What you should do =
Can you output the material exactly as written, minus any pictures it holds?

>> BEGIN Exercise input

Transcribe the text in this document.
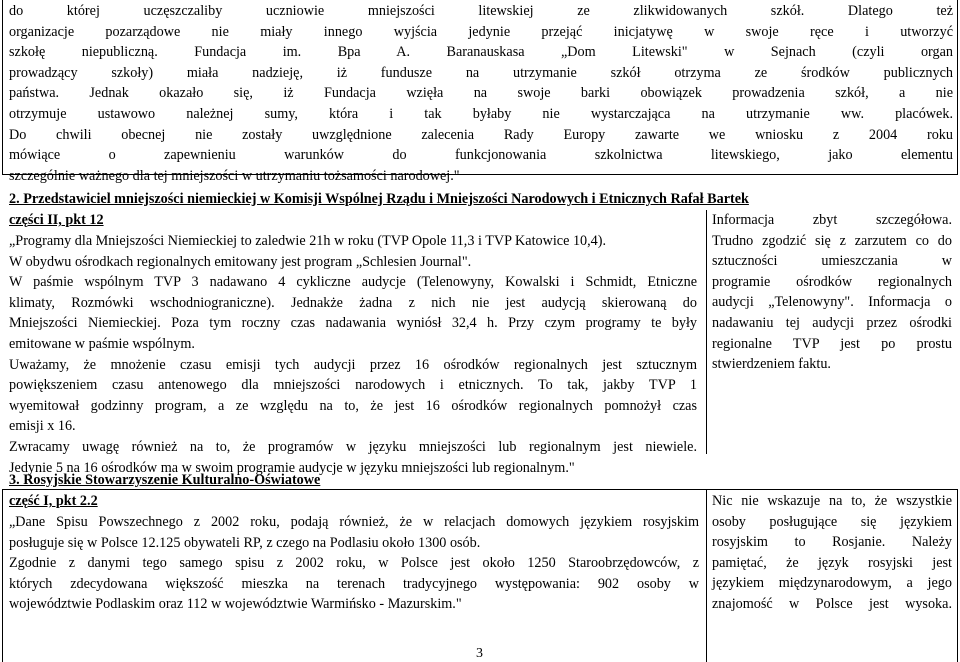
do której uczęszczaliby uczniowie mniejszości litewskiej ze zlikwidowanych szkół. Dlatego też
organizacje pozarządowe nie miały innego wyjścia jedynie przejąć inicjatywę w swoje ręce i utworzyć
szkołę niepubliczną. Fundacja im. Bpa A. Baranauskasa „Dom Litewski" w Sejnach (czyli organ
prowadzący szkoły) miała nadzieję, iż fundusze na utrzymanie szkół otrzyma ze środków publicznych
państwa. Jednak okazało się, iż Fundacja wzięła na swoje barki obowiązek prowadzenia szkół, a nie
otrzymuje ustawowo należnej sumy, która i tak byłaby nie wystarczająca na utrzymanie ww. placówek.
Do chwili obecnej nie zostały uwzględnione zalecenia Rady Europy zawarte we wniosku z 2004 roku
mówiące o zapewnieniu warunków do funkcjonowania szkolnictwa litewskiego, jako elementu
szczególnie ważnego dla tej mniejszości w utrzymaniu tożsamości narodowej."
2. Przedstawiciel mniejszości niemieckiej w Komisji Wspólnej Rządu i Mniejszości Narodowych i Etnicznych Rafał Bartek
części II, pkt 12
„Programy dla Mniejszości Niemieckiej to zaledwie 21h w roku (TVP Opole 11,3 i TVP Katowice 10,4).
W obydwu ośrodkach regionalnych emitowany jest program „Schlesien Journal".
W paśmie wspólnym TVP 3 nadawano 4 cykliczne audycje (Telenowyny, Kowalski i Schmidt, Etniczne
klimaty, Rozmówki wschodniograniczne). Jednakże żadna z nich nie jest audycją skierowaną do
Mniejszości Niemieckiej. Poza tym roczny czas nadawania wyniósł 32,4 h. Przy czym programy te były
emitowane w paśmie wspólnym.
Uważamy, że mnożenie czasu emisji tych audycji przez 16 ośrodków regionalnych jest sztucznym
powiększeniem czasu antenowego dla mniejszości narodowych i etnicznych. To tak, jakby TVP 1
wyemitował godzinny program, a ze względu na to, że jest 16 ośrodków regionalnych pomnożył czas
emisji x 16.
Zwracamy uwagę również na to, że programów w języku mniejszości lub regionalnym jest niewiele.
Jedynie 5 na 16 ośrodków ma w swoim programie audycje w języku mniejszości lub regionalnym."
Informacja zbyt szczegółowa.
Trudno zgodzić się z zarzutem co do
sztuczności umieszczania w
programie ośrodków regionalnych
audycji „Telenowyny". Informacja o
nadawaniu tej audycji przez ośrodki
regionalne TVP jest po prostu
stwierdzeniem faktu.
3. Rosyjskie Stowarzyszenie Kulturalno-Oświatowe
część I, pkt 2.2
„Dane Spisu Powszechnego z 2002 roku, podają również, że w relacjach domowych językiem rosyjskim
posługuje się w Polsce 12.125 obywateli RP, z czego na Podlasiu około 1300 osób.
Zgodnie z danymi tego samego spisu z 2002 roku, w Polsce jest około 1250 Staroobrzędowców, z
których zdecydowana większość mieszka na terenach tradycyjnego występowania: 902 osoby w
województwie Podlaskim oraz 112 w województwie Warmińsko - Mazurskim."
Nic nie wskazuje na to, że wszystkie
osoby posługujące się językiem
rosyjskim to Rosjanie. Należy
pamiętać, że język rosyjski jest
językiem międzynarodowym, a jego
znajomość w Polsce jest wysoka.
3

>> END Exercise input

Solved exercise =
Transcribe the text in this document.
do której uczęszczaliby uczniowie mniejszości litewskiej ze zlikwidowanych szkół. Dlatego też
organizacje pozarządowe nie miały innego wyjścia jedynie przejąć inicjatywę w swoje ręce i utworzyć
szkołę niepubliczną. Fundacja im. Bpa A. Baranauskasa „Dom Litewski" w Sejnach (czyli organ
prowadzący szkoły) miała nadzieję, iż fundusze na utrzymanie szkół otrzyma ze środków publicznych
państwa. Jednak okazało się, iż Fundacja wzięła na swoje barki obowiązek prowadzenia szkół, a nie
otrzymuje ustawowo należnej sumy, która i tak byłaby nie wystarczająca na utrzymanie ww. placówek.
Do chwili obecnej nie zostały uwzględnione zalecenia Rady Europy zawarte we wniosku z 2004 roku
mówiące o zapewnieniu warunków do funkcjonowania szkolnictwa litewskiego, jako elementu
szczególnie ważnego dla tej mniejszości w utrzymaniu tożsamości narodowej."
2. Przedstawiciel mniejszości niemieckiej w Komisji Wspólnej Rządu i Mniejszości Narodowych i Etnicznych Rafał Bartek
części II, pkt 12
„Programy dla Mniejszości Niemieckiej to zaledwie 21h w roku (TVP Opole 11,3 i TVP Katowice 10,4).
W obydwu ośrodkach regionalnych emitowany jest program „Schlesien Journal".
W paśmie wspólnym TVP 3 nadawano 4 cykliczne audycje (Telenowyny, Kowalski i Schmidt, Etniczne
klimaty, Rozmówki wschodniograniczne). Jednakże żadna z nich nie jest audycją skierowaną do
Mniejszości Niemieckiej. Poza tym roczny czas nadawania wyniósł 32,4 h. Przy czym programy te były
emitowane w paśmie wspólnym.
Uważamy, że mnożenie czasu emisji tych audycji przez 16 ośrodków regionalnych jest sztucznym
powiększeniem czasu antenowego dla mniejszości narodowych i etnicznych. To tak, jakby TVP 1
wyemitował godzinny program, a ze względu na to, że jest 16 ośrodków regionalnych pomnożył czas
emisji x 16.
Zwracamy uwagę również na to, że programów w języku mniejszości lub regionalnym jest niewiele.
Jedynie 5 na 16 ośrodków ma w swoim programie audycje w języku mniejszości lub regionalnym."
Informacja zbyt szczegółowa.
Trudno zgodzić się z zarzutem co do
sztuczności umieszczania w
programie ośrodków regionalnych
audycji „Telenowyny". Informacja o
nadawaniu tej audycji przez ośrodki
regionalne TVP jest po prostu
stwierdzeniem faktu.
3. Rosyjskie Stowarzyszenie Kulturalno-Oświatowe
część I, pkt 2.2
„Dane Spisu Powszechnego z 2002 roku, podają również, że w relacjach domowych językiem rosyjskim
posługuje się w Polsce 12.125 obywateli RP, z czego na Podlasiu około 1300 osób.
Zgodnie z danymi tego samego spisu z 2002 roku, w Polsce jest około 1250 Staroobrzędowców, z
których zdecydowana większość mieszka na terenach tradycyjnego występowania: 902 osoby w
województwie Podlaskim oraz 112 w województwie Warmińsko - Mazurskim."
Nic nie wskazuje na to, że wszystkie
osoby posługujące się językiem
rosyjskim to Rosjanie. Należy
pamiętać, że język rosyjski jest
językiem międzynarodowym, a jego
znajomość w Polsce jest wysoka.
3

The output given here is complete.